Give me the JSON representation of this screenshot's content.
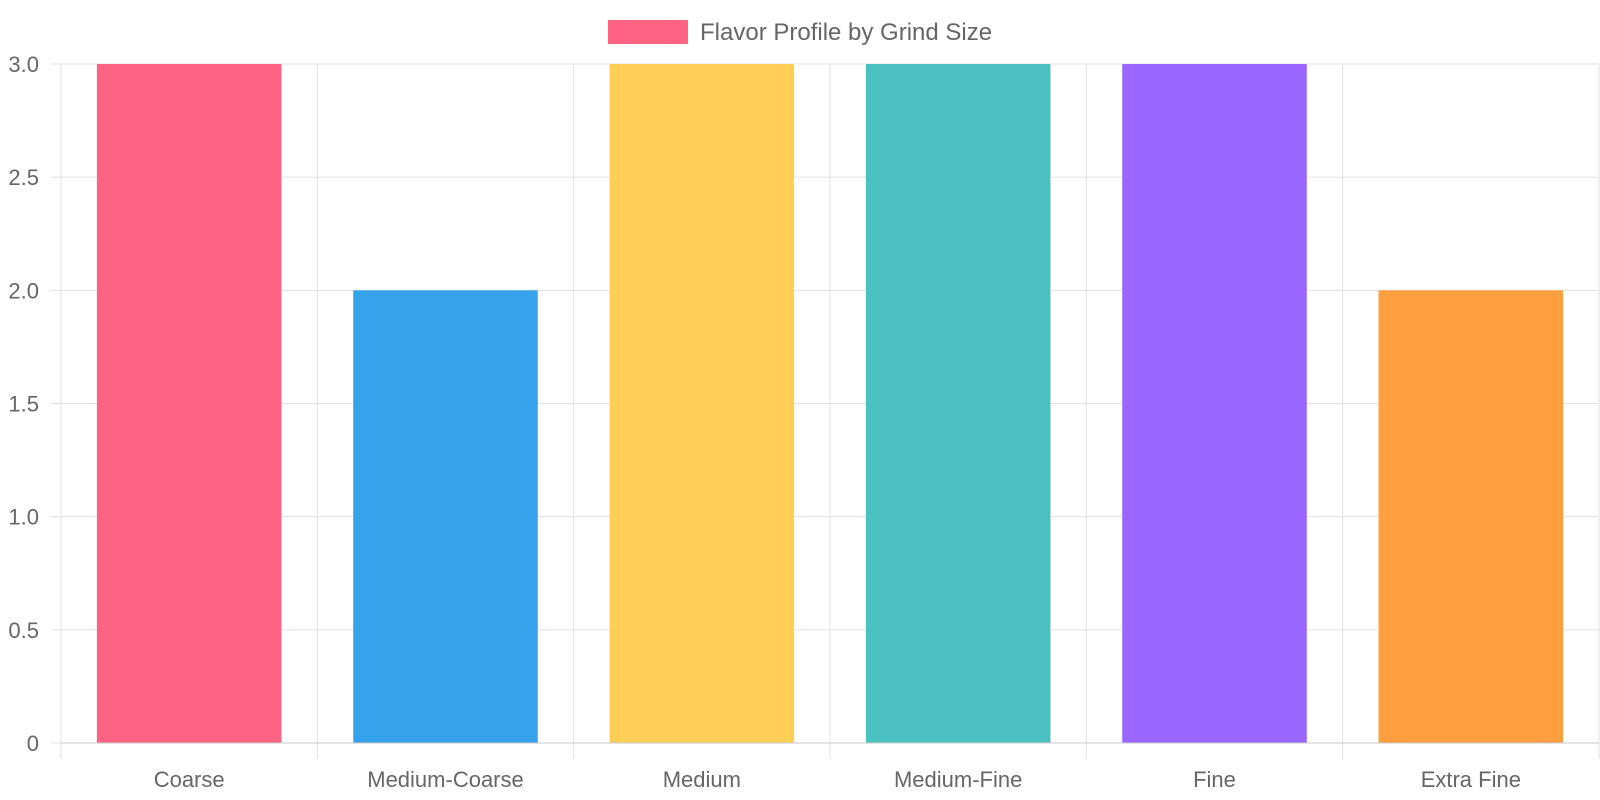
{
  "chart_data": {
    "type": "bar",
    "categories": [
      "Coarse",
      "Medium-Coarse",
      "Medium",
      "Medium-Fine",
      "Fine",
      "Extra Fine"
    ],
    "series": [
      {
        "name": "Flavor Profile by Grind Size",
        "values": [
          3,
          2,
          3,
          3,
          3,
          2
        ],
        "colors": [
          "#ff6384",
          "#36a2eb",
          "#ffce56",
          "#4bc0c0",
          "#9966ff",
          "#ff9f40"
        ]
      }
    ],
    "title": "",
    "xlabel": "",
    "ylabel": "",
    "ylim": [
      0,
      3
    ],
    "yticks": [
      "0",
      "0.5",
      "1.0",
      "1.5",
      "2.0",
      "2.5",
      "3.0"
    ],
    "grid": true,
    "legend_position": "top-center",
    "legend_color": "#ff6384"
  }
}
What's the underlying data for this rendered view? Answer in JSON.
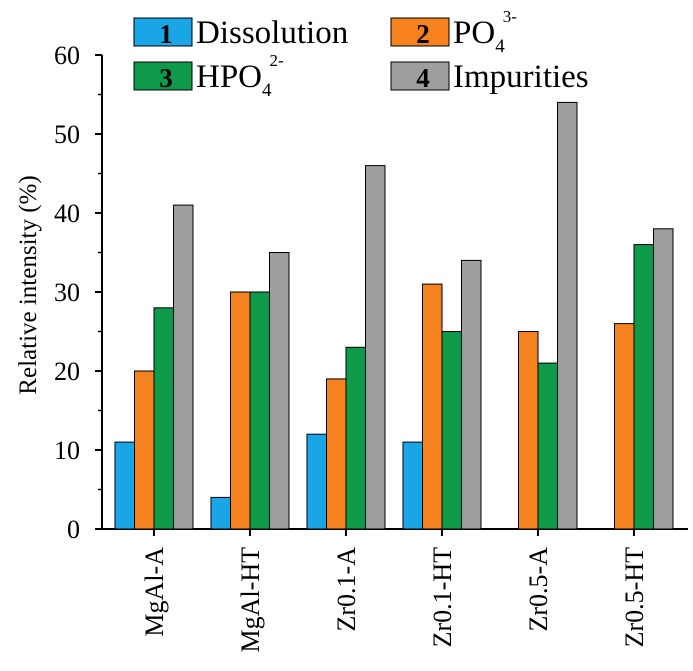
{
  "chart_data": {
    "type": "bar",
    "title": "",
    "xlabel": "",
    "ylabel": "Relative intensity (%)",
    "ylim": [
      0,
      60
    ],
    "yticks": [
      "0",
      "10",
      "20",
      "30",
      "40",
      "50",
      "60"
    ],
    "yticks_values": [
      0,
      10,
      20,
      30,
      40,
      50,
      60
    ],
    "categories": [
      "MgAl-A",
      "MgAl-HT",
      "Zr0.1-A",
      "Zr0.1-HT",
      "Zr0.5-A",
      "Zr0.5-HT"
    ],
    "legend_position": "top",
    "series": [
      {
        "name": "Dissolution",
        "number": "1",
        "sub": "",
        "sup": "",
        "color": "#1aa5e6",
        "values": [
          11,
          4,
          12,
          11,
          0,
          0
        ]
      },
      {
        "name": "PO",
        "number": "2",
        "sub": "4",
        "sup": "3-",
        "color": "#f5821f",
        "values": [
          20,
          30,
          19,
          31,
          25,
          26
        ]
      },
      {
        "name": "HPO",
        "number": "3",
        "sub": "4",
        "sup": "2-",
        "color": "#0e9a4a",
        "values": [
          28,
          30,
          23,
          25,
          21,
          36
        ]
      },
      {
        "name": "Impurities",
        "number": "4",
        "sub": "",
        "sup": "",
        "color": "#9e9e9e",
        "values": [
          41,
          35,
          46,
          34,
          54,
          38
        ]
      }
    ]
  }
}
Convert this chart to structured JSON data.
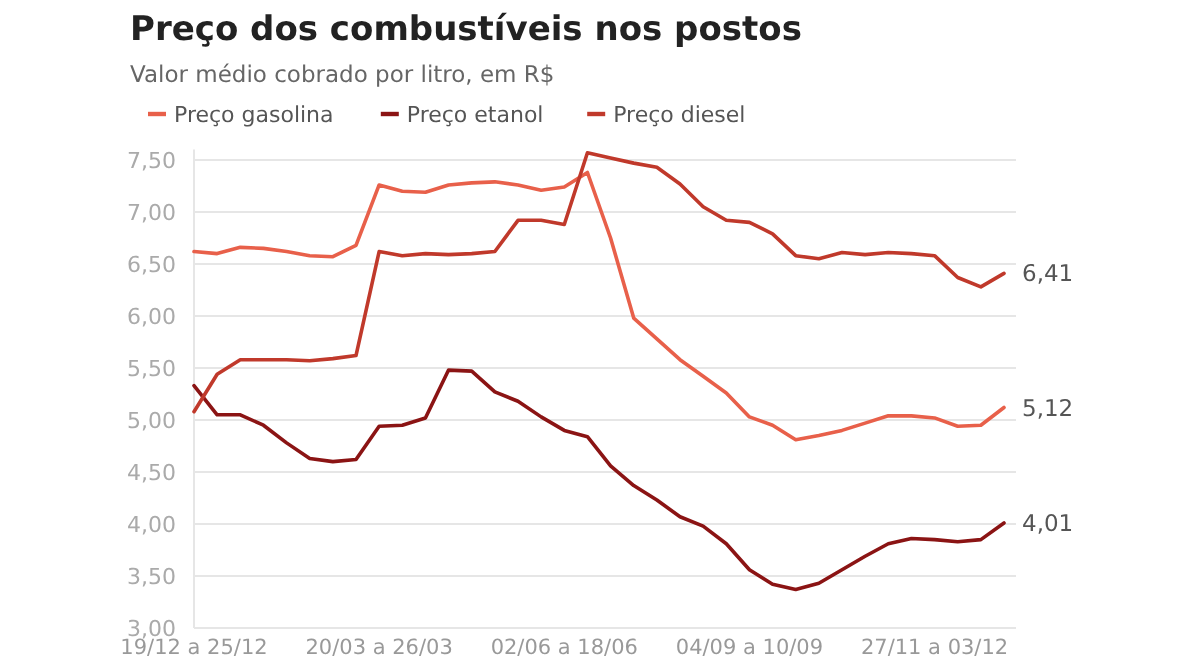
{
  "chart_data": {
    "type": "line",
    "title": "Preço dos combustíveis nos postos",
    "subtitle": "Valor médio cobrado por litro, em R$",
    "categories": [
      "19/12 a 25/12",
      null,
      null,
      null,
      null,
      null,
      null,
      null,
      "20/03 a 26/03",
      null,
      null,
      null,
      null,
      null,
      null,
      null,
      "02/06 a 18/06",
      null,
      null,
      null,
      null,
      null,
      null,
      null,
      "04/09 a 10/09",
      null,
      null,
      null,
      null,
      null,
      null,
      null,
      "27/11 a 03/12",
      null,
      null,
      null
    ],
    "series": [
      {
        "name": "Preço gasolina",
        "color": "#e8604a",
        "values": [
          6.62,
          6.6,
          6.66,
          6.65,
          6.62,
          6.58,
          6.57,
          6.68,
          7.26,
          7.2,
          7.19,
          7.26,
          7.28,
          7.29,
          7.26,
          7.21,
          7.24,
          7.38,
          6.75,
          5.98,
          5.78,
          5.58,
          5.42,
          5.26,
          5.03,
          4.95,
          4.81,
          4.85,
          4.9,
          4.97,
          5.04,
          5.04,
          5.02,
          4.94,
          4.95,
          5.12
        ],
        "value_labels": [
          null,
          null,
          null,
          null,
          null,
          null,
          null,
          null,
          null,
          null,
          null,
          null,
          null,
          null,
          null,
          null,
          null,
          null,
          null,
          null,
          null,
          null,
          null,
          null,
          null,
          null,
          null,
          null,
          null,
          null,
          null,
          null,
          null,
          null,
          null,
          "5,12"
        ]
      },
      {
        "name": "Preço etanol",
        "color": "#8b1414",
        "values": [
          5.33,
          5.05,
          5.05,
          4.95,
          4.78,
          4.63,
          4.6,
          4.62,
          4.94,
          4.95,
          5.02,
          5.48,
          5.47,
          5.27,
          5.18,
          5.03,
          4.9,
          4.84,
          4.56,
          4.37,
          4.23,
          4.07,
          3.98,
          3.81,
          3.56,
          3.42,
          3.37,
          3.43,
          3.56,
          3.69,
          3.81,
          3.86,
          3.85,
          3.83,
          3.85,
          4.01
        ],
        "value_labels": [
          null,
          null,
          null,
          null,
          null,
          null,
          null,
          null,
          null,
          null,
          null,
          null,
          null,
          null,
          null,
          null,
          null,
          null,
          null,
          null,
          null,
          null,
          null,
          null,
          null,
          null,
          null,
          null,
          null,
          null,
          null,
          null,
          null,
          null,
          null,
          "4,01"
        ]
      },
      {
        "name": "Preço diesel",
        "color": "#c0392b",
        "values": [
          5.08,
          5.44,
          5.58,
          5.58,
          5.58,
          5.57,
          5.59,
          5.62,
          6.62,
          6.58,
          6.6,
          6.59,
          6.6,
          6.62,
          6.92,
          6.92,
          6.88,
          7.57,
          7.52,
          7.47,
          7.43,
          7.27,
          7.05,
          6.92,
          6.9,
          6.79,
          6.58,
          6.55,
          6.61,
          6.59,
          6.61,
          6.6,
          6.58,
          6.37,
          6.28,
          6.41
        ],
        "value_labels": [
          null,
          null,
          null,
          null,
          null,
          null,
          null,
          null,
          null,
          null,
          null,
          null,
          null,
          null,
          null,
          null,
          null,
          null,
          null,
          null,
          null,
          null,
          null,
          null,
          null,
          null,
          null,
          null,
          null,
          null,
          null,
          null,
          null,
          null,
          null,
          "6,41"
        ]
      }
    ],
    "ylim": [
      3,
      7.6
    ],
    "yticks": [
      {
        "value": 3,
        "label": "3,00"
      },
      {
        "value": 3.5,
        "label": "3,50"
      },
      {
        "value": 4,
        "label": "4,00"
      },
      {
        "value": 4.5,
        "label": "4,50"
      },
      {
        "value": 5,
        "label": "5,00"
      },
      {
        "value": 5.5,
        "label": "5,50"
      },
      {
        "value": 6,
        "label": "6,00"
      },
      {
        "value": 6.5,
        "label": "6,50"
      },
      {
        "value": 7,
        "label": "7,00"
      },
      {
        "value": 7.5,
        "label": "7,50"
      }
    ],
    "grid": "y",
    "legend": "top left",
    "line_style": "solid"
  }
}
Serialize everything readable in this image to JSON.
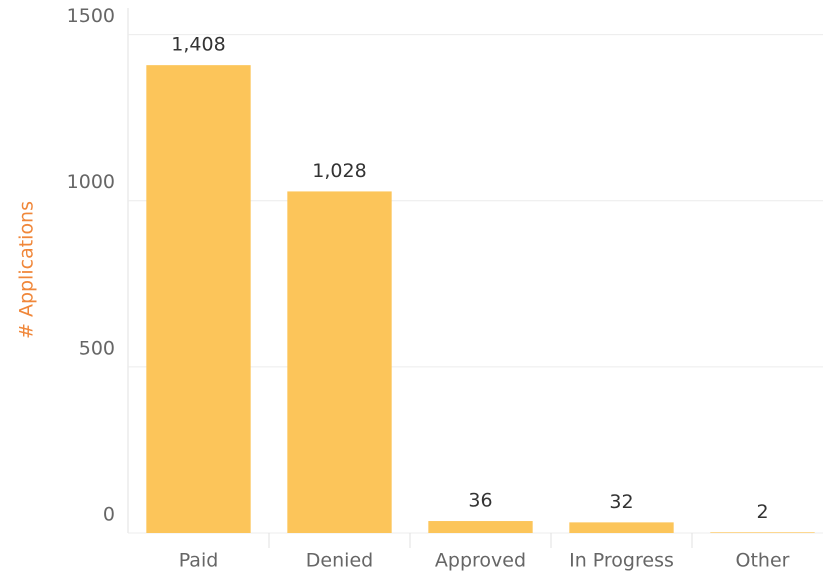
{
  "chart_data": {
    "type": "bar",
    "y_label": "# Applications",
    "categories": [
      "Paid",
      "Denied",
      "Approved",
      "In Progress",
      "Other"
    ],
    "values": [
      1408,
      1028,
      36,
      32,
      2
    ],
    "value_labels": [
      "1,408",
      "1,028",
      "36",
      "32",
      "2"
    ],
    "color": "#fcc55a",
    "ylim": [
      0,
      1580
    ],
    "yticks": [
      0,
      500,
      1000,
      1500
    ],
    "grid": true
  }
}
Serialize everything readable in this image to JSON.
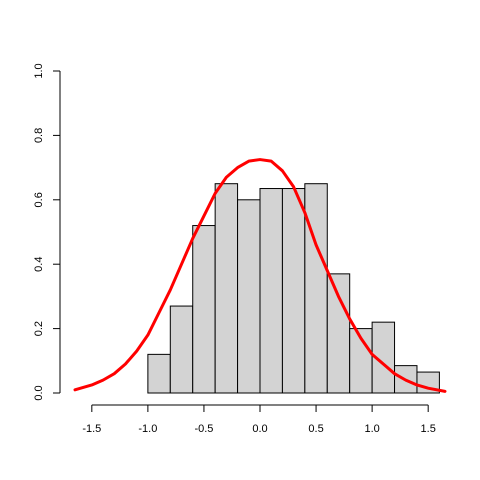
{
  "chart_data": {
    "type": "bar",
    "title": "",
    "xlabel": "",
    "ylabel": "",
    "xlim": [
      -1.65,
      1.65
    ],
    "ylim": [
      0,
      1.0
    ],
    "x_ticks": [
      -1.5,
      -1.0,
      -0.5,
      0.0,
      0.5,
      1.0,
      1.5
    ],
    "x_tick_labels": [
      "-1.5",
      "-1.0",
      "-0.5",
      "0.0",
      "0.5",
      "1.0",
      "1.5"
    ],
    "y_ticks": [
      0.0,
      0.2,
      0.4,
      0.6,
      0.8,
      1.0
    ],
    "y_tick_labels": [
      "0.0",
      "0.2",
      "0.4",
      "0.6",
      "0.8",
      "1.0"
    ],
    "bins": [
      {
        "x0": -1.0,
        "x1": -0.8,
        "value": 0.12
      },
      {
        "x0": -0.8,
        "x1": -0.6,
        "value": 0.27
      },
      {
        "x0": -0.6,
        "x1": -0.4,
        "value": 0.52
      },
      {
        "x0": -0.4,
        "x1": -0.2,
        "value": 0.65
      },
      {
        "x0": -0.2,
        "x1": 0.0,
        "value": 0.6
      },
      {
        "x0": 0.0,
        "x1": 0.2,
        "value": 0.635
      },
      {
        "x0": 0.2,
        "x1": 0.4,
        "value": 0.635
      },
      {
        "x0": 0.4,
        "x1": 0.6,
        "value": 0.65
      },
      {
        "x0": 0.6,
        "x1": 0.8,
        "value": 0.37
      },
      {
        "x0": 0.8,
        "x1": 1.0,
        "value": 0.2
      },
      {
        "x0": 1.0,
        "x1": 1.2,
        "value": 0.22
      },
      {
        "x0": 1.2,
        "x1": 1.4,
        "value": 0.085
      },
      {
        "x0": 1.4,
        "x1": 1.6,
        "value": 0.065
      }
    ],
    "curve": {
      "color": "#ff0000",
      "x": [
        -1.65,
        -1.5,
        -1.4,
        -1.3,
        -1.2,
        -1.1,
        -1.0,
        -0.9,
        -0.8,
        -0.7,
        -0.6,
        -0.5,
        -0.4,
        -0.3,
        -0.2,
        -0.1,
        0.0,
        0.1,
        0.2,
        0.3,
        0.4,
        0.5,
        0.6,
        0.7,
        0.8,
        0.9,
        1.0,
        1.1,
        1.2,
        1.3,
        1.4,
        1.5,
        1.65
      ],
      "y": [
        0.01,
        0.025,
        0.04,
        0.06,
        0.09,
        0.13,
        0.18,
        0.25,
        0.32,
        0.4,
        0.48,
        0.55,
        0.62,
        0.67,
        0.7,
        0.72,
        0.725,
        0.72,
        0.69,
        0.64,
        0.56,
        0.46,
        0.38,
        0.3,
        0.23,
        0.17,
        0.12,
        0.09,
        0.06,
        0.04,
        0.025,
        0.015,
        0.005
      ]
    },
    "bar_color": "#d3d3d3",
    "grid": false,
    "legend": "none"
  }
}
::::::
## BRIEF
Every line that holds the word "JSON" should be extracted.

## SOLUTION TO THE EXERCISE
Give me the JSON representation of this screenshot's content.
What's the underlying data for this rendered view? Answer in JSON.
Convert this chart to structured JSON data.
Serialize everything readable in this image to JSON.
Serialize everything readable in this image to JSON.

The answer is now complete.